What you should do:
Write out the listing below exactly, and omit any images you find in it.
::: Record excerpts
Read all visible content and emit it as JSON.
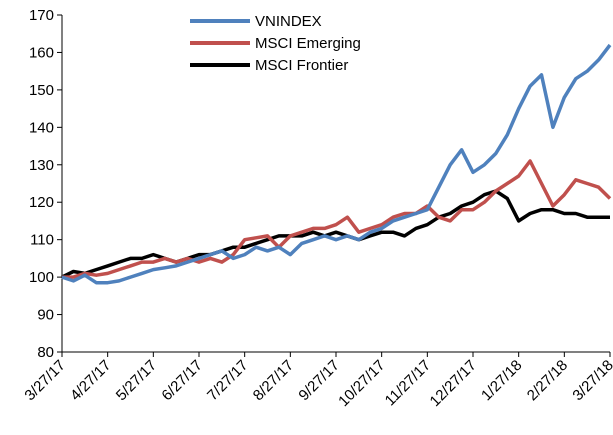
{
  "chart_data": {
    "type": "line",
    "categories": [
      "3/27/17",
      null,
      null,
      null,
      "4/27/17",
      null,
      null,
      null,
      "5/27/17",
      null,
      null,
      null,
      "6/27/17",
      null,
      null,
      null,
      "7/27/17",
      null,
      null,
      null,
      "8/27/17",
      null,
      null,
      null,
      "9/27/17",
      null,
      null,
      null,
      "10/27/17",
      null,
      null,
      null,
      "11/27/17",
      null,
      null,
      null,
      "12/27/17",
      null,
      null,
      null,
      "1/27/18",
      null,
      null,
      null,
      "2/27/18",
      null,
      null,
      null,
      "3/27/18"
    ],
    "series": [
      {
        "name": "VNINDEX",
        "color": "#4f81bd",
        "values": [
          100,
          99,
          100.5,
          98.5,
          98.5,
          99,
          100,
          101,
          102,
          102.5,
          103,
          104,
          105,
          106,
          107,
          105,
          106,
          108,
          107,
          108,
          106,
          109,
          110,
          111,
          110,
          111,
          110,
          112,
          113,
          115,
          116,
          117,
          118,
          124,
          130,
          134,
          128,
          130,
          133,
          138,
          145,
          151,
          154,
          140,
          148,
          153,
          155,
          158,
          162
        ]
      },
      {
        "name": "MSCI Emerging",
        "color": "#c0504d",
        "values": [
          100,
          100,
          101,
          100.5,
          101,
          102,
          103,
          104,
          104,
          105,
          104,
          105,
          104,
          105,
          104,
          106,
          110,
          110.5,
          111,
          108,
          111,
          112,
          113,
          113,
          114,
          116,
          112,
          113,
          114,
          116,
          117,
          117,
          119,
          116,
          115,
          118,
          118,
          120,
          123,
          125,
          127,
          131,
          125,
          119,
          122,
          126,
          125,
          124,
          121
        ]
      },
      {
        "name": "MSCI Frontier",
        "color": "#000000",
        "values": [
          100,
          101.5,
          101,
          102,
          103,
          104,
          105,
          105,
          106,
          105,
          104,
          105,
          106,
          106,
          107,
          108,
          108,
          109,
          110,
          111,
          111,
          111,
          112,
          111,
          112,
          111,
          110,
          111,
          112,
          112,
          111,
          113,
          114,
          116,
          117,
          119,
          120,
          122,
          123,
          121,
          115,
          117,
          118,
          118,
          117,
          117,
          116,
          116,
          116
        ]
      }
    ],
    "ylim": [
      80,
      170
    ],
    "yticks": [
      80,
      90,
      100,
      110,
      120,
      130,
      140,
      150,
      160,
      170
    ]
  }
}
::::::
Worked solution:
Read all visible content and emit it as JSON.
{
  "chart_data": {
    "type": "line",
    "categories": [
      "3/27/17",
      null,
      null,
      null,
      "4/27/17",
      null,
      null,
      null,
      "5/27/17",
      null,
      null,
      null,
      "6/27/17",
      null,
      null,
      null,
      "7/27/17",
      null,
      null,
      null,
      "8/27/17",
      null,
      null,
      null,
      "9/27/17",
      null,
      null,
      null,
      "10/27/17",
      null,
      null,
      null,
      "11/27/17",
      null,
      null,
      null,
      "12/27/17",
      null,
      null,
      null,
      "1/27/18",
      null,
      null,
      null,
      "2/27/18",
      null,
      null,
      null,
      "3/27/18"
    ],
    "series": [
      {
        "name": "VNINDEX",
        "color": "#4f81bd",
        "values": [
          100,
          99,
          100.5,
          98.5,
          98.5,
          99,
          100,
          101,
          102,
          102.5,
          103,
          104,
          105,
          106,
          107,
          105,
          106,
          108,
          107,
          108,
          106,
          109,
          110,
          111,
          110,
          111,
          110,
          112,
          113,
          115,
          116,
          117,
          118,
          124,
          130,
          134,
          128,
          130,
          133,
          138,
          145,
          151,
          154,
          140,
          148,
          153,
          155,
          158,
          162
        ]
      },
      {
        "name": "MSCI Emerging",
        "color": "#c0504d",
        "values": [
          100,
          100,
          101,
          100.5,
          101,
          102,
          103,
          104,
          104,
          105,
          104,
          105,
          104,
          105,
          104,
          106,
          110,
          110.5,
          111,
          108,
          111,
          112,
          113,
          113,
          114,
          116,
          112,
          113,
          114,
          116,
          117,
          117,
          119,
          116,
          115,
          118,
          118,
          120,
          123,
          125,
          127,
          131,
          125,
          119,
          122,
          126,
          125,
          124,
          121
        ]
      },
      {
        "name": "MSCI Frontier",
        "color": "#000000",
        "values": [
          100,
          101.5,
          101,
          102,
          103,
          104,
          105,
          105,
          106,
          105,
          104,
          105,
          106,
          106,
          107,
          108,
          108,
          109,
          110,
          111,
          111,
          111,
          112,
          111,
          112,
          111,
          110,
          111,
          112,
          112,
          111,
          113,
          114,
          116,
          117,
          119,
          120,
          122,
          123,
          121,
          115,
          117,
          118,
          118,
          117,
          117,
          116,
          116,
          116
        ]
      }
    ],
    "ylim": [
      80,
      170
    ],
    "yticks": [
      80,
      90,
      100,
      110,
      120,
      130,
      140,
      150,
      160,
      170
    ]
  }
}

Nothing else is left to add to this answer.